> [Exercise]: Find the string "title" in the entries and copy each line that has it.

Entries with figure data
============
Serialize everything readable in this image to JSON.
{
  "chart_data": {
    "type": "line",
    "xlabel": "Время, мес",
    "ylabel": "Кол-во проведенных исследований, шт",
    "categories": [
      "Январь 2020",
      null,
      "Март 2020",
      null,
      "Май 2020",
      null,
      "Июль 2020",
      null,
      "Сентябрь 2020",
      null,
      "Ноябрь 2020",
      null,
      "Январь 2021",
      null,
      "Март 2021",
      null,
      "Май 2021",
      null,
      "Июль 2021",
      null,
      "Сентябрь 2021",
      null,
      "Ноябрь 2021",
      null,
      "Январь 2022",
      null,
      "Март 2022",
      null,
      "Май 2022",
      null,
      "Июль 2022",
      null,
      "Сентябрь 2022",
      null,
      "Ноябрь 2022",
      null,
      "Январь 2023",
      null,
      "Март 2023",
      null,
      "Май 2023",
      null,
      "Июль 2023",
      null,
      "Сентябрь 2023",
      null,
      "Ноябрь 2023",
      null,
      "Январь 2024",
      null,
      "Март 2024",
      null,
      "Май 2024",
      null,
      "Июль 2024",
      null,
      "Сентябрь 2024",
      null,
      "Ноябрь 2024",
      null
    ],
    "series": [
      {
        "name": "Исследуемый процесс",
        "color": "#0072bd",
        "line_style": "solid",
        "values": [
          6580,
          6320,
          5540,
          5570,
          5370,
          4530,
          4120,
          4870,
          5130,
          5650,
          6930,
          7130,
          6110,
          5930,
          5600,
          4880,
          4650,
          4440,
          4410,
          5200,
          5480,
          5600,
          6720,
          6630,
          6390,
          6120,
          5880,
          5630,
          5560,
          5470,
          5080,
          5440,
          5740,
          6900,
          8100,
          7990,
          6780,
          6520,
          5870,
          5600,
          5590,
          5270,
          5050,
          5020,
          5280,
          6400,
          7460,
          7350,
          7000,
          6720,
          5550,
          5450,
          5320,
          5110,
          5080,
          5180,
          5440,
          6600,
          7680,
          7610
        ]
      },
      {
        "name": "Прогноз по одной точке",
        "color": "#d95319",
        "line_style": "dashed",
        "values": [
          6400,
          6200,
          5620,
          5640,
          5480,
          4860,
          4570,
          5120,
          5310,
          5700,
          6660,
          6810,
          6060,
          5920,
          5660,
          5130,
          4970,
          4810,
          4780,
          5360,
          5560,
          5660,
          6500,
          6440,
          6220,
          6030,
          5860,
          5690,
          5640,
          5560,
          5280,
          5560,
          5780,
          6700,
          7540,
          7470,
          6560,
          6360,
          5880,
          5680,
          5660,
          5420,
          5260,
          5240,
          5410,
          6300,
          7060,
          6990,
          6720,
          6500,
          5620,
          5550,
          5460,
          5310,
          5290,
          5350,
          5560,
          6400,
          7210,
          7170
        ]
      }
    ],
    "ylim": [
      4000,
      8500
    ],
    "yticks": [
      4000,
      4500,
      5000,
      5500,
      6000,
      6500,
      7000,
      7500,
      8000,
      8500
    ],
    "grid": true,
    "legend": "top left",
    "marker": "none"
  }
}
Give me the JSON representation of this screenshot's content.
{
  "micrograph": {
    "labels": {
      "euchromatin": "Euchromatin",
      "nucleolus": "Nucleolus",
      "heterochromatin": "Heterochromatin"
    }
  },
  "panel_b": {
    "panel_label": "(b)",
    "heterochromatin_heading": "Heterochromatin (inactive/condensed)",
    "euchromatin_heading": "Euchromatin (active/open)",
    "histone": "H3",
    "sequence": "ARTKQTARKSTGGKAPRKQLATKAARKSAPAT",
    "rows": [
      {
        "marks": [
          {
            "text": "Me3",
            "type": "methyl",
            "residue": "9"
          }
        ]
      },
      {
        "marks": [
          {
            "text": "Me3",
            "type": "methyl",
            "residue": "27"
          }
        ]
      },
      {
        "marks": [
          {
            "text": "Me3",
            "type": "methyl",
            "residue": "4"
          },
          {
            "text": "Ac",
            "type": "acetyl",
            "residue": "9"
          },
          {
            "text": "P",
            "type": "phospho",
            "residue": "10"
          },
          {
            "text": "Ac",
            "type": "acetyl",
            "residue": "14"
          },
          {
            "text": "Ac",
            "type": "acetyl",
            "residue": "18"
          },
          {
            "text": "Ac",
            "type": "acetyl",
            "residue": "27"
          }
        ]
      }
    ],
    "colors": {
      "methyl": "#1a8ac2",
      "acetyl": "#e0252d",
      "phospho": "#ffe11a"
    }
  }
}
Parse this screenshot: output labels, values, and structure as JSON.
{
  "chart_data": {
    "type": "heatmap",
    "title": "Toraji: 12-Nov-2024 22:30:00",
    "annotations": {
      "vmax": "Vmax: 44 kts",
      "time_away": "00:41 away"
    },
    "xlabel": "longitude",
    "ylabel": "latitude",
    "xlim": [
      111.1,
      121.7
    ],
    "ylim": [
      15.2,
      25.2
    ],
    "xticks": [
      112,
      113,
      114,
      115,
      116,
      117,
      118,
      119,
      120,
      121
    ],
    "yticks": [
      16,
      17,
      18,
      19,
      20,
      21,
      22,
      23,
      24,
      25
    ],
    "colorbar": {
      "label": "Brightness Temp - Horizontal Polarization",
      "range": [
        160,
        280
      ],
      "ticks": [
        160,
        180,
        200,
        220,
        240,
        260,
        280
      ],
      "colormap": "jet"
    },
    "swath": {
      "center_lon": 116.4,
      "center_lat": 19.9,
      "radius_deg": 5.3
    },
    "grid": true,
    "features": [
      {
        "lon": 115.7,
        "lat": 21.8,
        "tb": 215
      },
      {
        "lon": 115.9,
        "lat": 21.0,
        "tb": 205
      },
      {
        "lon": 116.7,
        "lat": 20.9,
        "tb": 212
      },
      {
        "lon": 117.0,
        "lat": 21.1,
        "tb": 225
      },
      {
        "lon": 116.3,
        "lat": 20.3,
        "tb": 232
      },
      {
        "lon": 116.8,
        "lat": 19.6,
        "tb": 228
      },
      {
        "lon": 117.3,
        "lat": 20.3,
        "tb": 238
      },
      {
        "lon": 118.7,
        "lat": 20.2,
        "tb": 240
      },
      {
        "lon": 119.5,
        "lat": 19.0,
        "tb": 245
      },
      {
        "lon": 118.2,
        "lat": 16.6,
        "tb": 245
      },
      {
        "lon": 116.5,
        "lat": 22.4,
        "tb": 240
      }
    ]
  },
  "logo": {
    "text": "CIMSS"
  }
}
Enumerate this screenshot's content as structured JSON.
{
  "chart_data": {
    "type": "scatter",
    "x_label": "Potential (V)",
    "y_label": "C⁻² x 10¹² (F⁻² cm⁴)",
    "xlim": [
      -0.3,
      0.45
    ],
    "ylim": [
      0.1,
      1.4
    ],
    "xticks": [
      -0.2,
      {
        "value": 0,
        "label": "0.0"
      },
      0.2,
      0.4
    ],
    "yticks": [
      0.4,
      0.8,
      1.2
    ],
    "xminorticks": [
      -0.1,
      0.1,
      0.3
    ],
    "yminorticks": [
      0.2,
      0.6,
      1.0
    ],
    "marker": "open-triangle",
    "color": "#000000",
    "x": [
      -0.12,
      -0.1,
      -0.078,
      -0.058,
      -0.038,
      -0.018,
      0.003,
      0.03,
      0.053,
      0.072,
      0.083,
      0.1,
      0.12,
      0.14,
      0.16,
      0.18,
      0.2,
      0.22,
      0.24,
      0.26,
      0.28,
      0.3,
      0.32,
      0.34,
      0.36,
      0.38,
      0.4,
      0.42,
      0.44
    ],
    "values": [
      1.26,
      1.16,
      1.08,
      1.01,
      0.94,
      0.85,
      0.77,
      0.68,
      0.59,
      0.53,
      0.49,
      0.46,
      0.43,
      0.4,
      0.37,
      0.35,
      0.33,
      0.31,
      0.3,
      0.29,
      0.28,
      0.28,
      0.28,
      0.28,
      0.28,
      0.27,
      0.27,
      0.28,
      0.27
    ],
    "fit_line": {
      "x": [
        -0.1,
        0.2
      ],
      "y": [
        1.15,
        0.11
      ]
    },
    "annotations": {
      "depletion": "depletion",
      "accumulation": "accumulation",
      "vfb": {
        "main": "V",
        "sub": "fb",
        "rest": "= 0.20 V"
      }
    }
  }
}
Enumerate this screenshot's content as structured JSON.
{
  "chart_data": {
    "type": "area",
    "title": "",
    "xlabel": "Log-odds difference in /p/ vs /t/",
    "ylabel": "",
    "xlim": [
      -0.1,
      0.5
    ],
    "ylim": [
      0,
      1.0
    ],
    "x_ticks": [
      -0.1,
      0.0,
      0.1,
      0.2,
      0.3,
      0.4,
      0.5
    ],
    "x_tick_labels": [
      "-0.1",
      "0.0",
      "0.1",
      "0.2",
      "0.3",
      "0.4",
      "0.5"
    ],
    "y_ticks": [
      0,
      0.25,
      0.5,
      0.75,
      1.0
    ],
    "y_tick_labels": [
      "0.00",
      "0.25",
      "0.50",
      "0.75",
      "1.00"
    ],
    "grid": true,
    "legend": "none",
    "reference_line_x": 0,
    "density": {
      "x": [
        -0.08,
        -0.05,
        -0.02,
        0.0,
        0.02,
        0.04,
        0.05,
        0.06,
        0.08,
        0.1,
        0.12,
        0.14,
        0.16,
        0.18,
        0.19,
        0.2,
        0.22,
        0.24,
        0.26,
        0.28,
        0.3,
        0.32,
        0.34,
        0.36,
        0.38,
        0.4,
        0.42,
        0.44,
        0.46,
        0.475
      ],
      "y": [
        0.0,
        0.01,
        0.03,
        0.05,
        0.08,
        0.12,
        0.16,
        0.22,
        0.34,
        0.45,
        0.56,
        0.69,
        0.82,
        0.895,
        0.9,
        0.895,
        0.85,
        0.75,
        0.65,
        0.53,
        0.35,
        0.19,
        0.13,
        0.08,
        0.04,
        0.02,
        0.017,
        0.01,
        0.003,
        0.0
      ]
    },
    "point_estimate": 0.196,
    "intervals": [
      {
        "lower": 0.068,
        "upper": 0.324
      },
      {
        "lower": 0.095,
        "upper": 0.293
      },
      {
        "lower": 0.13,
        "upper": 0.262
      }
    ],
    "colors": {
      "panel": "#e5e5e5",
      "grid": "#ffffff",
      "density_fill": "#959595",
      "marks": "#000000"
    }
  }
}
============
> [Response to the task]:
    "title": "Toraji: 12-Nov-2024 22:30:00",
    "title": "",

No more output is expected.